▶ _DIRECTIONS FOR THIS TASK_: Reproduce the whole listing, character for character.

— START OF MATERIAL —

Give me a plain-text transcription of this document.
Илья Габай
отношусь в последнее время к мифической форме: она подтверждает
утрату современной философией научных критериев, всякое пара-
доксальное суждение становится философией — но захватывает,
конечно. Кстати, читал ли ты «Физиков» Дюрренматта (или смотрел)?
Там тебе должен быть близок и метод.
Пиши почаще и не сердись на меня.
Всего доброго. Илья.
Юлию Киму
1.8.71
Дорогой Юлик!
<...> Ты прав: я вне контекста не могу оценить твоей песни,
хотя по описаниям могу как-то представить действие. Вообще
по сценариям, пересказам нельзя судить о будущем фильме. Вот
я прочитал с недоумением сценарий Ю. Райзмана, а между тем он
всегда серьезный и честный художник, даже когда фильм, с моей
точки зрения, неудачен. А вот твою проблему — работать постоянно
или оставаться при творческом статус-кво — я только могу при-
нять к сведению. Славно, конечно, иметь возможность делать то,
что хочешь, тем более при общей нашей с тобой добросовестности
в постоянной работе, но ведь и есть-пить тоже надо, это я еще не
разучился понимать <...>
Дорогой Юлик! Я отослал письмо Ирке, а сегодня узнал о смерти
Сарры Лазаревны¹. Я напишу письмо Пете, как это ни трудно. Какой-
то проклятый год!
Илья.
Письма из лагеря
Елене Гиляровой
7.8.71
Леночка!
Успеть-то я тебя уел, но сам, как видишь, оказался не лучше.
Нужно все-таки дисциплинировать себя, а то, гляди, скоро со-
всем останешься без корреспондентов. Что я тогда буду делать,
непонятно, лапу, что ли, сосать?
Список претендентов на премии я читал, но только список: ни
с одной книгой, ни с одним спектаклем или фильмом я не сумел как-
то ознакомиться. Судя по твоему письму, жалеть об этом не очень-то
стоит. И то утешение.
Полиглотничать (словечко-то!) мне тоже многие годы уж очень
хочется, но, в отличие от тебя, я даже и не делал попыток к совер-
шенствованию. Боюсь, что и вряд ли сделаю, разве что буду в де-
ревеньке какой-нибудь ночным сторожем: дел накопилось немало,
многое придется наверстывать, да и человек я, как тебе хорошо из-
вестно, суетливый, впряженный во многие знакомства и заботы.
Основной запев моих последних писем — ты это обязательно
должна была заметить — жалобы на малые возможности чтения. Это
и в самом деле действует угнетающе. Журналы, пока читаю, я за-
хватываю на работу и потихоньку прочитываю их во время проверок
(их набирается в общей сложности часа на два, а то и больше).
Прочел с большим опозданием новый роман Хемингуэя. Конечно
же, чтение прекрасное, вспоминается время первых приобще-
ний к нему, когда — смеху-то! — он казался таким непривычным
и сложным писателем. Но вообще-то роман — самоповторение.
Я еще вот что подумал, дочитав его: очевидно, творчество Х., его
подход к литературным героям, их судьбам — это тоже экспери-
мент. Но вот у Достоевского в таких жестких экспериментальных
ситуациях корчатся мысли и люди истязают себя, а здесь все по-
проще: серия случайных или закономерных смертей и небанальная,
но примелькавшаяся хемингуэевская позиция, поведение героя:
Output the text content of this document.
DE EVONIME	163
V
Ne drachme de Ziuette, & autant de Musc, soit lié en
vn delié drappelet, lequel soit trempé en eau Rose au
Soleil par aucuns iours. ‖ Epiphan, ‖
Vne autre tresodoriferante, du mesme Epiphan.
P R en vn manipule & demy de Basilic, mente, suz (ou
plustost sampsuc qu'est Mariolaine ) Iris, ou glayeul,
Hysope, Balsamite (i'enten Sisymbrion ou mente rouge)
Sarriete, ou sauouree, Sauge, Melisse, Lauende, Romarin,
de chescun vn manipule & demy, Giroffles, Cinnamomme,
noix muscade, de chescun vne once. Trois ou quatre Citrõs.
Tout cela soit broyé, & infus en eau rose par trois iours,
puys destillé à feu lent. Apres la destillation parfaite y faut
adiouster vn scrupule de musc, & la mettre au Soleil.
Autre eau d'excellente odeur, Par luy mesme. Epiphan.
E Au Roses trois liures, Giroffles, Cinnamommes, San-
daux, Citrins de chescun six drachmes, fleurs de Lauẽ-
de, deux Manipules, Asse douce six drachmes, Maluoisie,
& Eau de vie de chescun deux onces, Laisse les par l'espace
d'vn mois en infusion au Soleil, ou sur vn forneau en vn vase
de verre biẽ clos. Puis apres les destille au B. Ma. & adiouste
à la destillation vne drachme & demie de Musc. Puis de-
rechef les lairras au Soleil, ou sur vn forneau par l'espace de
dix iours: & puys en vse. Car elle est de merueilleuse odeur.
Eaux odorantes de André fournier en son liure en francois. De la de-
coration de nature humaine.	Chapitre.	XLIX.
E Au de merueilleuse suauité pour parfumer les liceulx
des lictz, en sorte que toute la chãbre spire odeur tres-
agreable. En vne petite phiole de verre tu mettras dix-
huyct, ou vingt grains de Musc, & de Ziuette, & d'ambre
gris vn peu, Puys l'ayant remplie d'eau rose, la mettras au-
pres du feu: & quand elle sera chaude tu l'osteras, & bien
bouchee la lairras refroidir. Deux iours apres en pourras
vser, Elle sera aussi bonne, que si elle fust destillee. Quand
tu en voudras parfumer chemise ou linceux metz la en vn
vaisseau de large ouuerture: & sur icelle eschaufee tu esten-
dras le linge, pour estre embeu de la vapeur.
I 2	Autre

— END OF MATERIAL —

▶ _TASK SOLUTION_:
Give me a plain-text transcription of this document.
Илья Габай
отношусь в последнее время к мифической форме: она подтверждает
утрату современной философией научных критериев, всякое пара-
доксальное суждение становится философией — но захватывает,
конечно. Кстати, читал ли ты «Физиков» Дюрренматта (или смотрел)?
Там тебе должен быть близок и метод.
Пиши почаще и не сердись на меня.
Всего доброго. Илья.
Юлию Киму
1.8.71
Дорогой Юлик!
<...> Ты прав: я вне контекста не могу оценить твоей песни,
хотя по описаниям могу как-то представить действие. Вообще
по сценариям, пересказам нельзя судить о будущем фильме. Вот
я прочитал с недоумением сценарий Ю. Райзмана, а между тем он
всегда серьезный и честный художник, даже когда фильм, с моей
точки зрения, неудачен. А вот твою проблему — работать постоянно
или оставаться при творческом статус-кво — я только могу при-
нять к сведению. Славно, конечно, иметь возможность делать то,
что хочешь, тем более при общей нашей с тобой добросовестности
в постоянной работе, но ведь и есть-пить тоже надо, это я еще не
разучился понимать <...>
Дорогой Юлик! Я отослал письмо Ирке, а сегодня узнал о смерти
Сарры Лазаревны¹. Я напишу письмо Пете, как это ни трудно. Какой-
то проклятый год!
Илья.
Письма из лагеря
Елене Гиляровой
7.8.71
Леночка!
Успеть-то я тебя уел, но сам, как видишь, оказался не лучше.
Нужно все-таки дисциплинировать себя, а то, гляди, скоро со-
всем останешься без корреспондентов. Что я тогда буду делать,
непонятно, лапу, что ли, сосать?
Список претендентов на премии я читал, но только список: ни
с одной книгой, ни с одним спектаклем или фильмом я не сумел как-
то ознакомиться. Судя по твоему письму, жалеть об этом не очень-то
стоит. И то утешение.
Полиглотничать (словечко-то!) мне тоже многие годы уж очень
хочется, но, в отличие от тебя, я даже и не делал попыток к совер-
шенствованию. Боюсь, что и вряд ли сделаю, разве что буду в де-
ревеньке какой-нибудь ночным сторожем: дел накопилось немало,
многое придется наверстывать, да и человек я, как тебе хорошо из-
вестно, суетливый, впряженный во многие знакомства и заботы.
Основной запев моих последних писем — ты это обязательно
должна была заметить — жалобы на малые возможности чтения. Это
и в самом деле действует угнетающе. Журналы, пока читаю, я за-
хватываю на работу и потихоньку прочитываю их во время проверок
(их набирается в общей сложности часа на два, а то и больше).
Прочел с большим опозданием новый роман Хемингуэя. Конечно
же, чтение прекрасное, вспоминается время первых приобще-
ний к нему, когда — смеху-то! — он казался таким непривычным
и сложным писателем. Но вообще-то роман — самоповторение.
Я еще вот что подумал, дочитав его: очевидно, творчество Х., его
подход к литературным героям, их судьбам — это тоже экспери-
мент. Но вот у Достоевского в таких жестких экспериментальных
ситуациях корчатся мысли и люди истязают себя, а здесь все по-
проще: серия случайных или закономерных смертей и небанальная,
но примелькавшаяся хемингуэевская позиция, поведение героя:
Output the text content of this document.
DE EVONIME	163
V
Ne drachme de Ziuette, & autant de Musc, soit lié en
vn delié drappelet, lequel soit trempé en eau Rose au
Soleil par aucuns iours. ‖ Epiphan, ‖
Vne autre tresodoriferante, du mesme Epiphan.
P R en vn manipule & demy de Basilic, mente, suz (ou
plustost sampsuc qu'est Mariolaine ) Iris, ou glayeul,
Hysope, Balsamite (i'enten Sisymbrion ou mente rouge)
Sarriete, ou sauouree, Sauge, Melisse, Lauende, Romarin,
de chescun vn manipule & demy, Giroffles, Cinnamomme,
noix muscade, de chescun vne once. Trois ou quatre Citrõs.
Tout cela soit broyé, & infus en eau rose par trois iours,
puys destillé à feu lent. Apres la destillation parfaite y faut
adiouster vn scrupule de musc, & la mettre au Soleil.
Autre eau d'excellente odeur, Par luy mesme. Epiphan.
E Au Roses trois liures, Giroffles, Cinnamommes, San-
daux, Citrins de chescun six drachmes, fleurs de Lauẽ-
de, deux Manipules, Asse douce six drachmes, Maluoisie,
& Eau de vie de chescun deux onces, Laisse les par l'espace
d'vn mois en infusion au Soleil, ou sur vn forneau en vn vase
de verre biẽ clos. Puis apres les destille au B. Ma. & adiouste
à la destillation vne drachme & demie de Musc. Puis de-
rechef les lairras au Soleil, ou sur vn forneau par l'espace de
dix iours: & puys en vse. Car elle est de merueilleuse odeur.
Eaux odorantes de André fournier en son liure en francois. De la de-
coration de nature humaine.	Chapitre.	XLIX.
E Au de merueilleuse suauité pour parfumer les liceulx
des lictz, en sorte que toute la chãbre spire odeur tres-
agreable. En vne petite phiole de verre tu mettras dix-
huyct, ou vingt grains de Musc, & de Ziuette, & d'ambre
gris vn peu, Puys l'ayant remplie d'eau rose, la mettras au-
pres du feu: & quand elle sera chaude tu l'osteras, & bien
bouchee la lairras refroidir. Deux iours apres en pourras
vser, Elle sera aussi bonne, que si elle fust destillee. Quand
tu en voudras parfumer chemise ou linceux metz la en vn
vaisseau de large ouuerture: & sur icelle eschaufee tu esten-
dras le linge, pour estre embeu de la vapeur.
I 2	Autre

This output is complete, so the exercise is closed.